Task to complete: Return all of the data exactly, with nothing left out but the pictures.

[Stored entries]

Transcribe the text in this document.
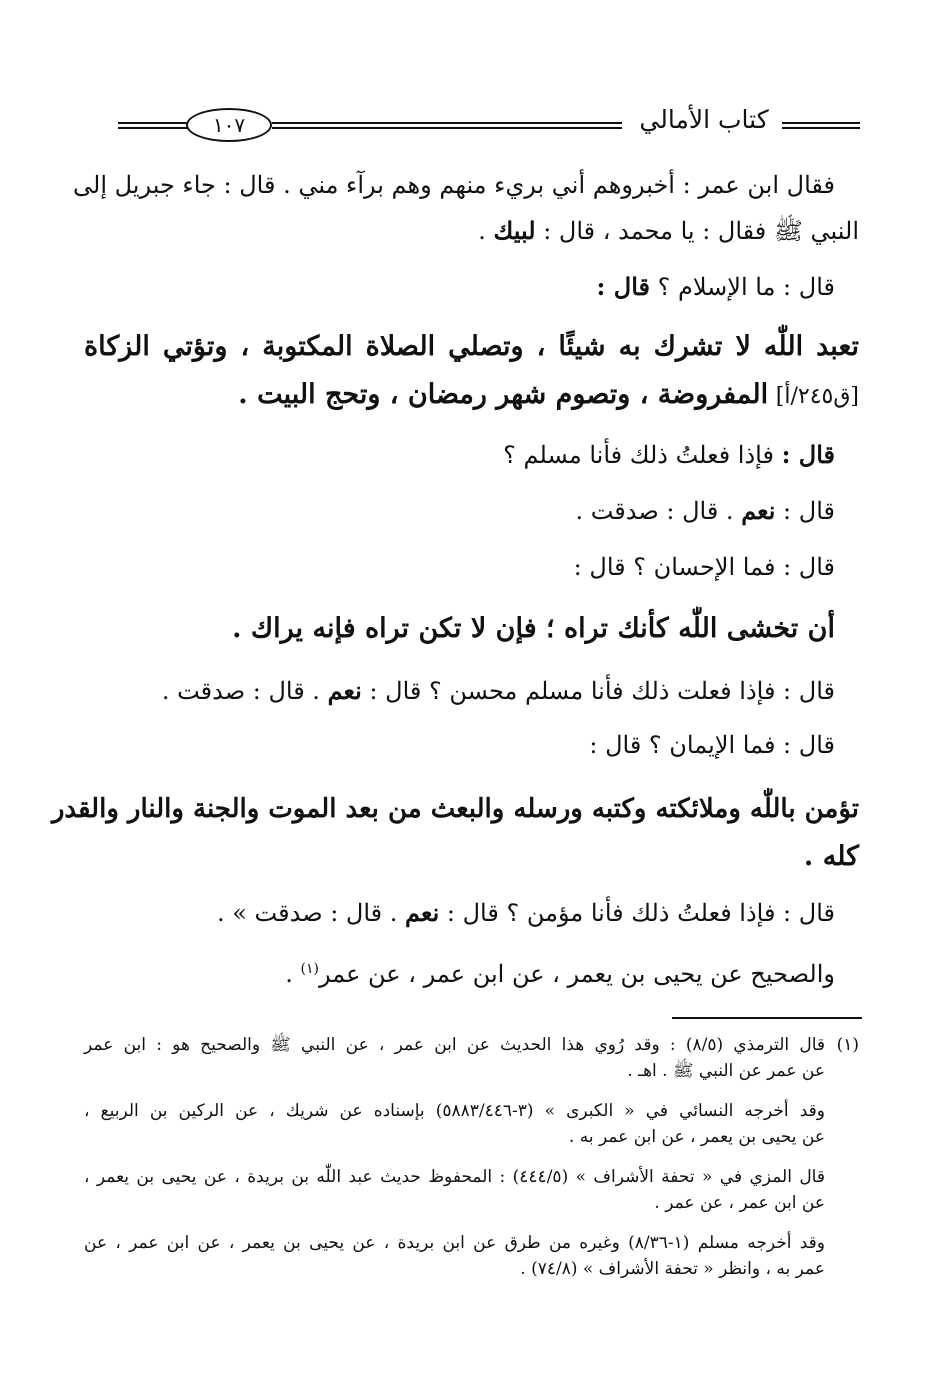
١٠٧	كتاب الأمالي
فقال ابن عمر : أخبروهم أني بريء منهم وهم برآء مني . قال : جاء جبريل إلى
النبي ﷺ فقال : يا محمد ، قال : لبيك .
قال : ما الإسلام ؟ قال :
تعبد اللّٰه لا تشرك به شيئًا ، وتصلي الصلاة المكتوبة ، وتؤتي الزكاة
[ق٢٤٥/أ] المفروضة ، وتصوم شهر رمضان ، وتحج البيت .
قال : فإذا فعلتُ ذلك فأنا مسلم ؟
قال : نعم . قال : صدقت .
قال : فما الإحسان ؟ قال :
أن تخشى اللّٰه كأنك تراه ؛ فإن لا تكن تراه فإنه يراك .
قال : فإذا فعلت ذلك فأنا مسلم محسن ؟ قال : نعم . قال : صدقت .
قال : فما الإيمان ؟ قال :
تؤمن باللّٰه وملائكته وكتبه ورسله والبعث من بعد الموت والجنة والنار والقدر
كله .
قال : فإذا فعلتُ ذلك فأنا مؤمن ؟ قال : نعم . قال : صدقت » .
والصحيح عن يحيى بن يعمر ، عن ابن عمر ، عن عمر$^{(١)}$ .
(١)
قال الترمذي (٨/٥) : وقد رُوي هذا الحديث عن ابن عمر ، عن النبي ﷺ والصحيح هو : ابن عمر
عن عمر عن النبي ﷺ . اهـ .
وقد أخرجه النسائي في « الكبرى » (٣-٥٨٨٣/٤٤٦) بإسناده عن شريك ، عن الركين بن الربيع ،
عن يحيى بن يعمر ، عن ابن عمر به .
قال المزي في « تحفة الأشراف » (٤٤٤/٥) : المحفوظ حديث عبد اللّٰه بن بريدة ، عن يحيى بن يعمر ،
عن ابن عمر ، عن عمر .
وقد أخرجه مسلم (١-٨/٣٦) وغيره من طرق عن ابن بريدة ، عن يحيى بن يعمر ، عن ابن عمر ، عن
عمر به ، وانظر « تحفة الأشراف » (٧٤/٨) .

Response to this task:
Transcribe the text in this document.
١٠٧	كتاب الأمالي
فقال ابن عمر : أخبروهم أني بريء منهم وهم برآء مني . قال : جاء جبريل إلى
النبي ﷺ فقال : يا محمد ، قال : لبيك .
قال : ما الإسلام ؟ قال :
تعبد اللّٰه لا تشرك به شيئًا ، وتصلي الصلاة المكتوبة ، وتؤتي الزكاة
[ق٢٤٥/أ] المفروضة ، وتصوم شهر رمضان ، وتحج البيت .
قال : فإذا فعلتُ ذلك فأنا مسلم ؟
قال : نعم . قال : صدقت .
قال : فما الإحسان ؟ قال :
أن تخشى اللّٰه كأنك تراه ؛ فإن لا تكن تراه فإنه يراك .
قال : فإذا فعلت ذلك فأنا مسلم محسن ؟ قال : نعم . قال : صدقت .
قال : فما الإيمان ؟ قال :
تؤمن باللّٰه وملائكته وكتبه ورسله والبعث من بعد الموت والجنة والنار والقدر
كله .
قال : فإذا فعلتُ ذلك فأنا مؤمن ؟ قال : نعم . قال : صدقت » .
والصحيح عن يحيى بن يعمر ، عن ابن عمر ، عن عمر$^{(١)}$ .
(١)
قال الترمذي (٨/٥) : وقد رُوي هذا الحديث عن ابن عمر ، عن النبي ﷺ والصحيح هو : ابن عمر
عن عمر عن النبي ﷺ . اهـ .
وقد أخرجه النسائي في « الكبرى » (٣-٥٨٨٣/٤٤٦) بإسناده عن شريك ، عن الركين بن الربيع ،
عن يحيى بن يعمر ، عن ابن عمر به .
قال المزي في « تحفة الأشراف » (٤٤٤/٥) : المحفوظ حديث عبد اللّٰه بن بريدة ، عن يحيى بن يعمر ،
عن ابن عمر ، عن عمر .
وقد أخرجه مسلم (١-٨/٣٦) وغيره من طرق عن ابن بريدة ، عن يحيى بن يعمر ، عن ابن عمر ، عن
عمر به ، وانظر « تحفة الأشراف » (٧٤/٨) .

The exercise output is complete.